33 of 44 people found the following review helpful
5.0 out of 5 stars Game Changer,
This review is from: Paul and Jesus: How the Apostle Transformed Christianity (Hardcover)Paul and Jesus is a major, game-changing book. James Tabor is a meticulous historian who carefully and convincingly lays out the actual Jewish theology of earliest Christianity which lies shrouded in the New Testament. While it has been attempted before, this book persuasively shows with utmost lucidity how the innovative Hellenistic-Jewish teachings of Paul contrasted and ultimately collided with the more traditional Jewish teachings of the Nazarene movement led by Jesus' brother, James. Tabor's thorough yet succinct writing style brings a welcome new clarity to our understanding of the development of Christianity. While this book may disturb many Christians, Paul and Jesus lays down a challenge the church can no longer ignore, but must openly engage and ultimately accommodate if it wishes to proclaim an authentic gospel in the 21st century.
- The Rev. Jeffrey J. Bütz, S.T.M., adjunct professor of Religious Studies, Penn State University, author of The Brother of Jesus
48 of 66 people found the following review helpful
3.0 out of 5 stars THE APOSTLE PAUL IN A VACUUM,
This review is from: Paul and Jesus: How the Apostle Transformed Christianity (Hardcover)Author James Tabor does a masterful job of bringing to light the theology of the Apostle Paul. He gives us a greater understanding of Paul in a nutshell without having to read all of his epistles and brings up many interesting points. However, I was disappointed that he failed to adequately explain the motivating forces behind Paul's visionary experiences and would have us believe that Paul operated in a vacuum.
This book suggests that Paul singlehandedly concocted his own version of the Christian faith which was out of sync with, and in some cases diametrically opposed to an earlier and supposedly hidden faith of Jesus and his earliest followers. Tabor hears the echo of Paul throughout most of the New Testament and claims that the gospels are essentially Pauline writings.
While I agree that the Book of Acts was written by someone who was part of Paul's circle and was more familiar with Paul than with James, I don't believe it deliberately marginalized James or distorted Paul's relationship with the Pillar Apostles or the mother church in Jerusalem.
Here are some points which I found interesting and worthwhile in this book:
One of the greatest insights is that Paul is the key to understanding the Jewish and Jewish Christian concept of resurrection which is neither a completely disembodied state espoused by Greek philosophy nor the resuscitation of a corpse. I would add that Paul's concept of resurrection is in harmony with Jesus own view of the resurrected state in (Matthew 22:30). To Paul, it was irrelevant wether Jesus' tomb was empty or wether he was buried some place.
Tabor explains how Romans chapter 8 is the key to understanding Paul's theology. The mystery that Paul mentions in his epistles is fully divulged in this chapter.
○ ○ ○
__JOB__
Write what comes next in the reviews of Paul and Jesus, picking up after the last sentence shown. The data below has no connection to the reviews of Paul and Jesus.

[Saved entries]
○ ○ ○
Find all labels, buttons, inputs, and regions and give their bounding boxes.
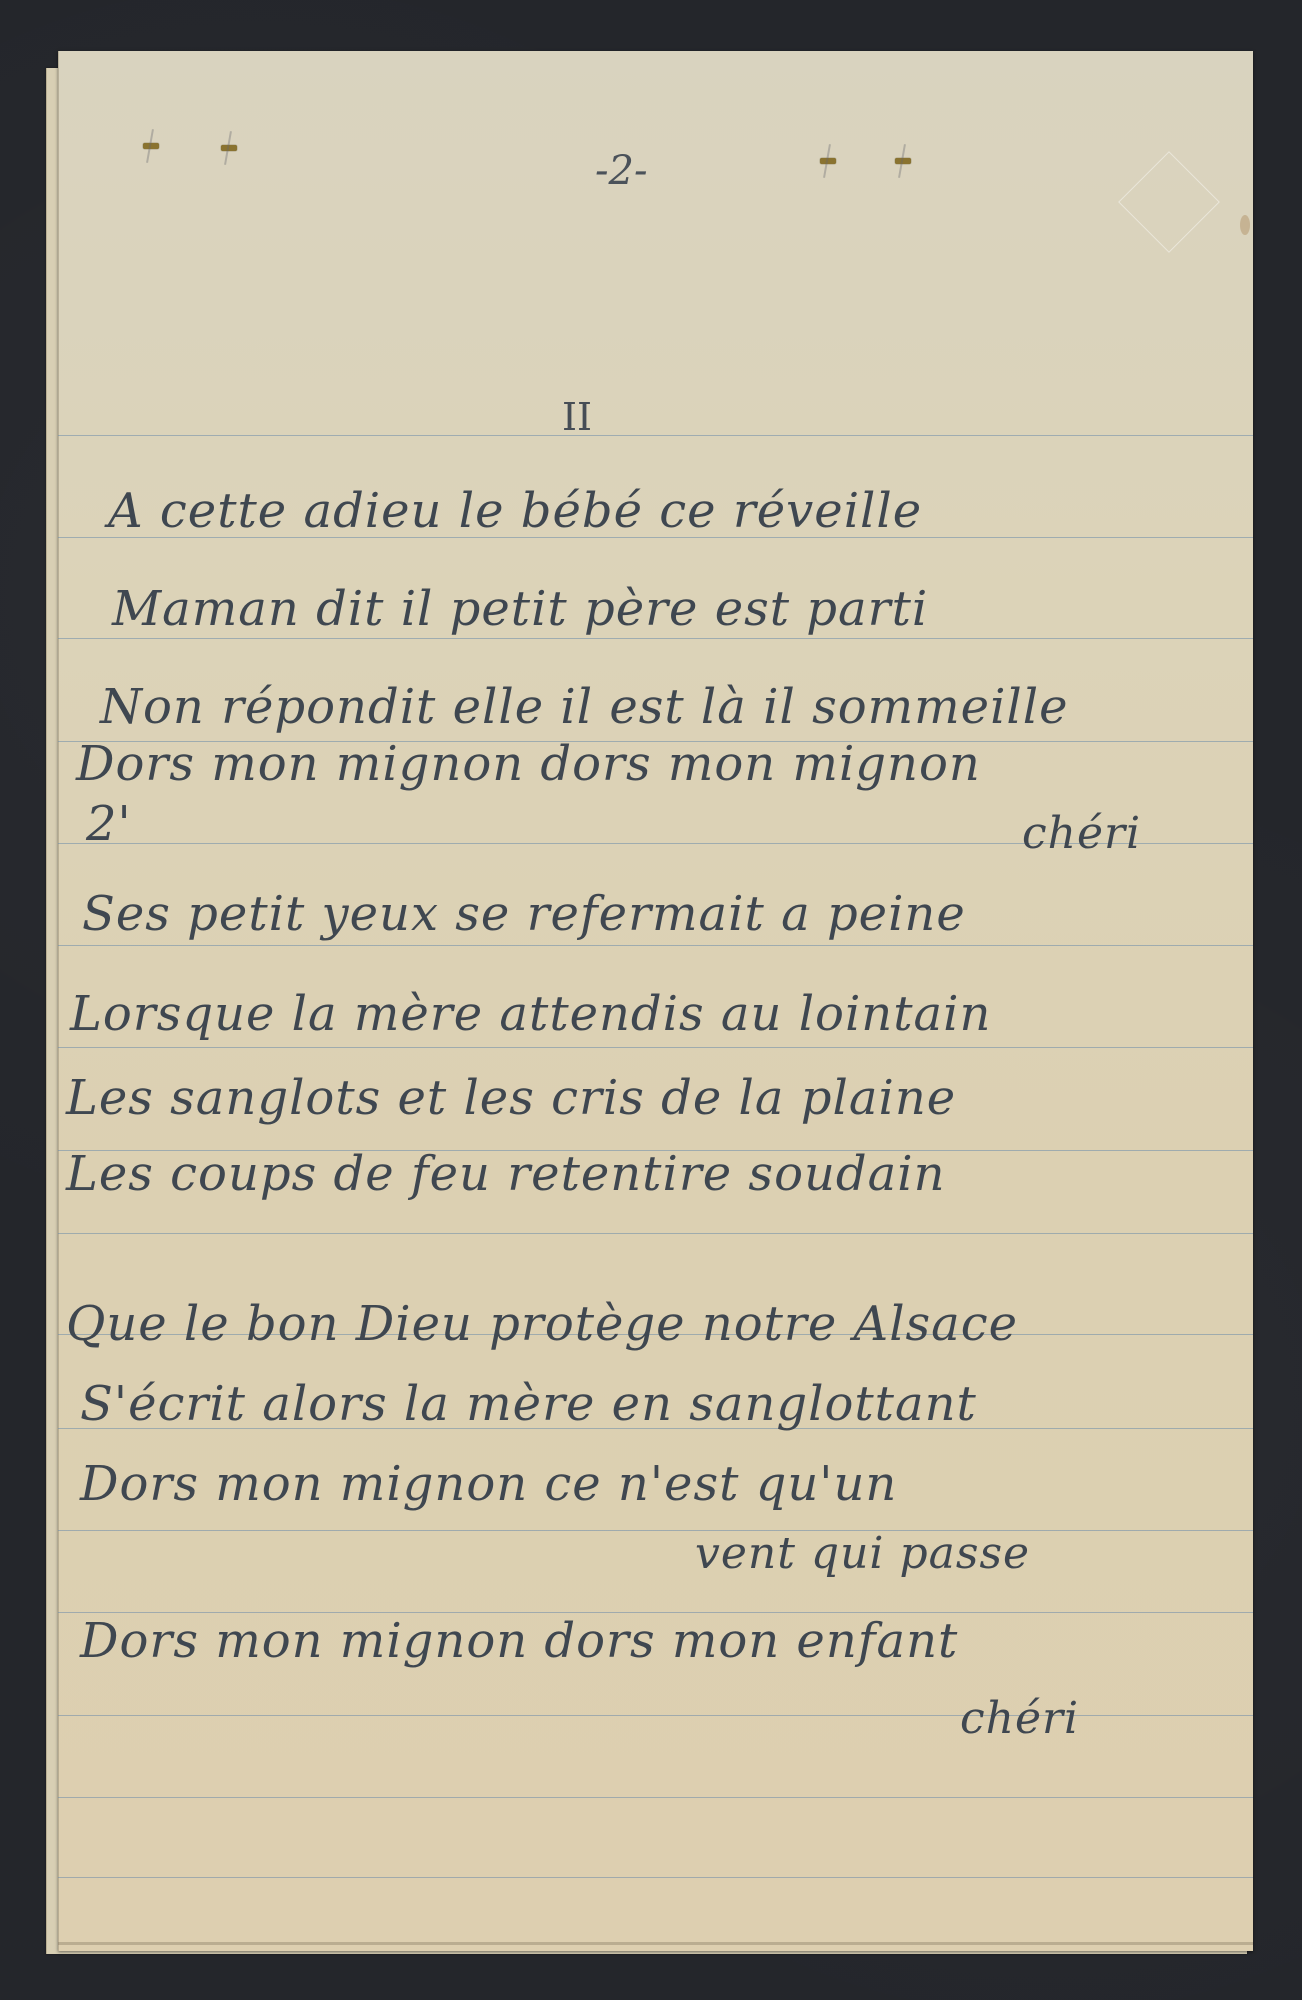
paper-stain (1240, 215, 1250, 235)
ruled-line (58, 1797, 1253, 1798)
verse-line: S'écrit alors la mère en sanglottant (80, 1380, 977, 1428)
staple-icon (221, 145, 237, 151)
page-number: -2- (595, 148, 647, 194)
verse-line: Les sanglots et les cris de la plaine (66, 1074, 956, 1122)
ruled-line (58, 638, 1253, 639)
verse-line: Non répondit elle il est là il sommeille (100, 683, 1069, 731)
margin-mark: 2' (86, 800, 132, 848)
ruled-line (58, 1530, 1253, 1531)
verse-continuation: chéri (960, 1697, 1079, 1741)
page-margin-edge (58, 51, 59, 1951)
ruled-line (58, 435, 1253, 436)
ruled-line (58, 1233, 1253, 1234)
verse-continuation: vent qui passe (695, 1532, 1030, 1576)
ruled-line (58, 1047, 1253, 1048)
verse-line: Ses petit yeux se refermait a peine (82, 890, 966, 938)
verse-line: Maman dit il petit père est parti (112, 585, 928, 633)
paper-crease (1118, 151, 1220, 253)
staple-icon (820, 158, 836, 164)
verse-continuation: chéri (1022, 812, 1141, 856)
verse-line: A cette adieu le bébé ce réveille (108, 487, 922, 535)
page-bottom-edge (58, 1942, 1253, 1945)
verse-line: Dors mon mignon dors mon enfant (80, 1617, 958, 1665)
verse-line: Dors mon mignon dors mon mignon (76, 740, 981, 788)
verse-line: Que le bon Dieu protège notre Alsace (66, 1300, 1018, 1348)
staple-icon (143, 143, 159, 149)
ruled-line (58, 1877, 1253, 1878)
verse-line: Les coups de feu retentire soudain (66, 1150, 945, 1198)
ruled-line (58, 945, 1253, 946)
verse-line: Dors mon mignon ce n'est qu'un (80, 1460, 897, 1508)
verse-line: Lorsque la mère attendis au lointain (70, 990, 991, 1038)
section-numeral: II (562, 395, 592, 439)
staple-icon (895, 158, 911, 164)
○ ○ ○
__RIGHT ANSWER__
Another key to understanding Paul is his conviction that his generation would live to see the end of the age and the return of Christ. Paul felt his mission to the gentiles was a prophetic calling according to scripture, especially Isaiah 49 and felt that he was completing the work of Christ with Christ working through him. Paul's earliest epistle, 1 Thessalonians, is intensely apocalyptic. To Paul, there was no time left to start a family or a business which explains why he discouraged marriage. I would add that this is no different than what Jesus and his disciples believed and the radical end-time teachings of Jesus, especially Matthew 19, reflect much of Paul's apocalyptic thinking. Paul's Galilean roots may have influenced his apocalyptic thinking. This is an interesting point that most people aren't aware of.
Paul's apocalyptic ideas were unique in that he believed he and his converts were already living in a resurrected state guided by the Spirit, albeit trapped in a mortal body and in the world of "flesh", and therefore had no need of a written law. I would add that this idea can be found in (Jeremiah 31:33-34) which prophesies a day when the law would be placed in the inward part and written in the heart and nobody would need to be taught the law. To Paul, that day had already arrived.
I agree with Tabor's criticism of Paul in one respect. Asking your converts to behave as if the world were passing away while still having to deal with the realities of the present world is impractical and led to constant confusion and conflict among Paul's followers who didn't have his spiritual orientation. The Jewish Christians were more practical in their approach to living in the end times. They believed that as long as they lived in mortal bodies they still needed the restraint of the law. Ironically, their approach would have been more conducive to establishing Christianity as a more unified institution. The Christian faith becoming an institution is something Paul never envisioned. Maybe this is why institutional Christiantity became so fragmented.
I strongly disagree with the author on three major points:
I. Paul achieved a "literary victory" in that Pauline oriented writings dominate the New Testament. Mark was heavily influenced by Paul and the gospels are essentially Pauline documents.
Gary Wills wrote in WHAT PAUL MEANT that the gospels were committed to writing long before Paul's letters were widely circulated.
Richard Bauckham elaborates even further in JESUS AND THE EYEWITNESSES that the oral traditions recorded in the gospels predate Paul's epistles and their transmision was closely monitored and controlled by the surviving eyewitnesses to Jesus who held positions of authority in their respective communities. The gospels were committed to writing while at least some of these eyewitnesses were still alive who would have controlled what was being recorded and disseminated. Throughout his book Bauckham explains how the transmission of oral traditions in the ancient world was not done in a haphazard manner.
II. Tabor suggests that an irreparable breach developed between Paul and the other apostles due to his alleged attempts to encourage Jewish converts to abandon the Torah. He goes on to say that Jewish Christian groups, especially the Ebionites, rejected Paul as a heretic and an apostate from the law.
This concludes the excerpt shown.